## Given task
Spot every line with the word "July" and return it.

═══ Raw data ═══

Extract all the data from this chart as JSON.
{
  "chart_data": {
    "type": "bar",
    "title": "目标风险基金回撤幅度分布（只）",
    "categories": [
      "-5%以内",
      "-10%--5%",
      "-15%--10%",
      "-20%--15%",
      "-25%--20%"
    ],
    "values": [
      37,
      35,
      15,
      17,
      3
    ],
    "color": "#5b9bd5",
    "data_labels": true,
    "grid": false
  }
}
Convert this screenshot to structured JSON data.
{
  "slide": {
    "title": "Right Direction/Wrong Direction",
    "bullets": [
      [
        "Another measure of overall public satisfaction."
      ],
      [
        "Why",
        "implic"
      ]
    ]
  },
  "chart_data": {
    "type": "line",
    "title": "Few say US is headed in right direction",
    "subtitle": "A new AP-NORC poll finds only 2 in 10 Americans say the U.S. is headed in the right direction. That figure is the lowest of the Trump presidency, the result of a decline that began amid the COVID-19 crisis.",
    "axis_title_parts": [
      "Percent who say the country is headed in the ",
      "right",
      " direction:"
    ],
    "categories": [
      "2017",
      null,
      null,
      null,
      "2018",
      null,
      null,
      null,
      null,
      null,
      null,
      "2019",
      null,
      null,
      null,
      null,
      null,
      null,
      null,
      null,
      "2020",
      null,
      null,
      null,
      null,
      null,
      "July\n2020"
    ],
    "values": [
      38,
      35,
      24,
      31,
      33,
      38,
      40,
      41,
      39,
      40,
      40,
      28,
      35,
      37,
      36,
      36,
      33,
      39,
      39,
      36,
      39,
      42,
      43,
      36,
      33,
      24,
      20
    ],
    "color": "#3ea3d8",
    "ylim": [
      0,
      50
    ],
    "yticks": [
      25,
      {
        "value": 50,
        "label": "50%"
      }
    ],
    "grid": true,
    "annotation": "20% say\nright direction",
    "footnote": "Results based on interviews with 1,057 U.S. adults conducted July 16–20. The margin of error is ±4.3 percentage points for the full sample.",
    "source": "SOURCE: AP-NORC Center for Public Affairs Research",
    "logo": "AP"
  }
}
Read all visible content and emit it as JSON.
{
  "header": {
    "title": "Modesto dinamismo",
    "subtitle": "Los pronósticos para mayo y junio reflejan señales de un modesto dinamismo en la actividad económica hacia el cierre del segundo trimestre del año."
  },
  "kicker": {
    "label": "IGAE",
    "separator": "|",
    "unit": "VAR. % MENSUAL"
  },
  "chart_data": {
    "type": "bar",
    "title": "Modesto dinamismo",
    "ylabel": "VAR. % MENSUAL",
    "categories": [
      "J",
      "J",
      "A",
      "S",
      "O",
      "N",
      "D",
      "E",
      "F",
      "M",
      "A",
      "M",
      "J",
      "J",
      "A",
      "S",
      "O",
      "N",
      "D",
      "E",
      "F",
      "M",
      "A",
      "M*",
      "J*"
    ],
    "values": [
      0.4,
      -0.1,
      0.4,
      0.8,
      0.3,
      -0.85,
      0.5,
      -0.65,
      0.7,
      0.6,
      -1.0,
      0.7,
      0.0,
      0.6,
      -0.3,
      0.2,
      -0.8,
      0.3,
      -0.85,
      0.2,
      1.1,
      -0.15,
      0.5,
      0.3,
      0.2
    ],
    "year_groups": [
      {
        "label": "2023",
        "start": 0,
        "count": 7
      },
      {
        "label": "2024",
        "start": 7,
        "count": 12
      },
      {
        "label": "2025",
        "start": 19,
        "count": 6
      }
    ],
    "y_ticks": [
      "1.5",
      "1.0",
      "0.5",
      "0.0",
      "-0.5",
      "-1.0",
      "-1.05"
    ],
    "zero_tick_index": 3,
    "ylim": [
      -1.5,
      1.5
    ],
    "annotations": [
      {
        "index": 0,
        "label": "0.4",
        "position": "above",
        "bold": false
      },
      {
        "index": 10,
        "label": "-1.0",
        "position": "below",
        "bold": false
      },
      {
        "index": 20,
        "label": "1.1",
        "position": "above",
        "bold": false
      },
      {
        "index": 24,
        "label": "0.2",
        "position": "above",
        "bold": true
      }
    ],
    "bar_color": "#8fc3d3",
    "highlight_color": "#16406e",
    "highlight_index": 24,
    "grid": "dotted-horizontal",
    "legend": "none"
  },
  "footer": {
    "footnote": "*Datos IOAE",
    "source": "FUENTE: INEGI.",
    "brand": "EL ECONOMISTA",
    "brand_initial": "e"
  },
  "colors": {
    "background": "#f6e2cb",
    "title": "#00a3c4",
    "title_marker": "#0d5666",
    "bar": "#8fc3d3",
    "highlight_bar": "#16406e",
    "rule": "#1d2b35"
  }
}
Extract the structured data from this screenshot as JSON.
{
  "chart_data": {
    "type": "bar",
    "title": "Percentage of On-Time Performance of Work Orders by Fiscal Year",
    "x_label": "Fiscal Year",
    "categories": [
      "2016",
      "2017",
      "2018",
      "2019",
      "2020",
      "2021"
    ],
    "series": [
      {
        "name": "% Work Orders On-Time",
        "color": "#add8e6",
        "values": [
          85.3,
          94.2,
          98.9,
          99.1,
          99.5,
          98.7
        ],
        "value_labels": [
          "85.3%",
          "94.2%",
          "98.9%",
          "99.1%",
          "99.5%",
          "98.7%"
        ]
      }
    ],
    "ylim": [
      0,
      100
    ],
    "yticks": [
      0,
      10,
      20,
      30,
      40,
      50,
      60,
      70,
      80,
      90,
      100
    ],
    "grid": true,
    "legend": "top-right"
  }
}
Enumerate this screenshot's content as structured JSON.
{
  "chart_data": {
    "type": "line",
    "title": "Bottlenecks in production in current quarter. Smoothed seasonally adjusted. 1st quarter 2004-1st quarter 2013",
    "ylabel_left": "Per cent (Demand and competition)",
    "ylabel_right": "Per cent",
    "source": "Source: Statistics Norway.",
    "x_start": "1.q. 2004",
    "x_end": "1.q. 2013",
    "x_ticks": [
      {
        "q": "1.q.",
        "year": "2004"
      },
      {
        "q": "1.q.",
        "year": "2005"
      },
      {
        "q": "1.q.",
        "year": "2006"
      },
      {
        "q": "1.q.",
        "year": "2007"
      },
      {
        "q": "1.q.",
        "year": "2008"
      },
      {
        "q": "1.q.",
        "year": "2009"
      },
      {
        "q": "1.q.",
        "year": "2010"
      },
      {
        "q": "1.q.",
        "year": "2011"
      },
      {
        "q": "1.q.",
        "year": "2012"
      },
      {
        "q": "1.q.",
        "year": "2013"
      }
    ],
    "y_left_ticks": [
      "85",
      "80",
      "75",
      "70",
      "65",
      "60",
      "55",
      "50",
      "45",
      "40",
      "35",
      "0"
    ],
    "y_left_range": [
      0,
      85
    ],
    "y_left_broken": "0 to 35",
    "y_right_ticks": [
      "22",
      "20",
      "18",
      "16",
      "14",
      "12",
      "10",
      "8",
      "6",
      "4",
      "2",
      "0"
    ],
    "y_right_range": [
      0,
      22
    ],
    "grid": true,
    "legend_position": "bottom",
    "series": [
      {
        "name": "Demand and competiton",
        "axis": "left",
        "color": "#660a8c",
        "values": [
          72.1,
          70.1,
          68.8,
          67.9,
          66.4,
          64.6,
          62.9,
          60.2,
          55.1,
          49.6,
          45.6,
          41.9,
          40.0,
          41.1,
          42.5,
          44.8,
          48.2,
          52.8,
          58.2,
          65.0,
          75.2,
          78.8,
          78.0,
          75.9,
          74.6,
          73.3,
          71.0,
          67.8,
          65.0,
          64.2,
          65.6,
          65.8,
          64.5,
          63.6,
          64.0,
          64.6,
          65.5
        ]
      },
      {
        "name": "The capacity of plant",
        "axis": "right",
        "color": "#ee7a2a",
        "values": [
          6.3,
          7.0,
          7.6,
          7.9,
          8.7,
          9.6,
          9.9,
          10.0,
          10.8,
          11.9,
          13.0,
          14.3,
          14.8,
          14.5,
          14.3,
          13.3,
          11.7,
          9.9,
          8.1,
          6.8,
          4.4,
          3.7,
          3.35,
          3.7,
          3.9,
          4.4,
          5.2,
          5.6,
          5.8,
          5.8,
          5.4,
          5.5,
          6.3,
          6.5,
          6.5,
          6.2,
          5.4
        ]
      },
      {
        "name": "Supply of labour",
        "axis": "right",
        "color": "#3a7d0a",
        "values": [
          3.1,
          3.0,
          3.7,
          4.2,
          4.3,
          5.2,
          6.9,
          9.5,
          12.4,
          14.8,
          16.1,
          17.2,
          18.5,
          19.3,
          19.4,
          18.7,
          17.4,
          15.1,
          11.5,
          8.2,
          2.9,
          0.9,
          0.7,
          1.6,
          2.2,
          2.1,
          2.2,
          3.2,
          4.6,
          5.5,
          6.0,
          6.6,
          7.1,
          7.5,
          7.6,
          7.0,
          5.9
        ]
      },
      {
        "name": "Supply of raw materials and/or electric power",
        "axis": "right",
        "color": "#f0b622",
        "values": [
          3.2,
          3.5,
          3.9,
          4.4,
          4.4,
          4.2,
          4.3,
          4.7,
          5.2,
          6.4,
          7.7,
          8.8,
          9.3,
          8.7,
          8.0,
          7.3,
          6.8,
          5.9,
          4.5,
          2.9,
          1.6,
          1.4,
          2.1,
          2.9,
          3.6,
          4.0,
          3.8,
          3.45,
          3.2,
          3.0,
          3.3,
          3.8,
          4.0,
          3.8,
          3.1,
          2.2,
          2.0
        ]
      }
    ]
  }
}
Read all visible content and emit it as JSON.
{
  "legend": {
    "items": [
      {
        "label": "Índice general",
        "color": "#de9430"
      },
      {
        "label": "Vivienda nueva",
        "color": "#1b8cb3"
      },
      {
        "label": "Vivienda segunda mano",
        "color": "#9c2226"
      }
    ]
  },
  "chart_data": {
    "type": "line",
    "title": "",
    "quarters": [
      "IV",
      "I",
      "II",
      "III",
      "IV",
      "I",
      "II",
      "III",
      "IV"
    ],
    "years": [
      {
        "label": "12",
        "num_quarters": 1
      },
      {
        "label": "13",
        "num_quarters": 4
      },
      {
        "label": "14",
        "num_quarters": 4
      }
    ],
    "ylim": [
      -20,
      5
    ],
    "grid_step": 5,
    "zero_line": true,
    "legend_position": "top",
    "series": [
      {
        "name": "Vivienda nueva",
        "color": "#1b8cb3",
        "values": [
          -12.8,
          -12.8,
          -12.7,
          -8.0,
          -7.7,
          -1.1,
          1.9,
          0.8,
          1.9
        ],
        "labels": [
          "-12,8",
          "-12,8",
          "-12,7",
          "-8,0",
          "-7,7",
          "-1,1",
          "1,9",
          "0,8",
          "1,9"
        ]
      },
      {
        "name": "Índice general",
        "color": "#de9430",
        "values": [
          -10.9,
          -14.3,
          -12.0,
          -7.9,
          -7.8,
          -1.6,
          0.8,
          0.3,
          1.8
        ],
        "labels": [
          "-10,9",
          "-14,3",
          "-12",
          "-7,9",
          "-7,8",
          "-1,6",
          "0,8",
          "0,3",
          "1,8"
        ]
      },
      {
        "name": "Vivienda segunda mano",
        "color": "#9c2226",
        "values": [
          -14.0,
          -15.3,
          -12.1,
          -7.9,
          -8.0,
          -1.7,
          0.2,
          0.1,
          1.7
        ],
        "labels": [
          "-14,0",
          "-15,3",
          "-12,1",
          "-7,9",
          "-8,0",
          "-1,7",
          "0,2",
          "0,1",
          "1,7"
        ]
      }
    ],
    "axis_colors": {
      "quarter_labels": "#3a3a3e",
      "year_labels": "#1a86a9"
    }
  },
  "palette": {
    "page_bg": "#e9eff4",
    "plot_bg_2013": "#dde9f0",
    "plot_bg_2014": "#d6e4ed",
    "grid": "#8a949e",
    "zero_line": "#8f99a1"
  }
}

═══

## Exercise result
      "July\n2020"
    "footnote": "Results based on interviews with 1,057 U.S. adults conducted July 16–20. The margin of error is ±4.3 percentage points for the full sample.",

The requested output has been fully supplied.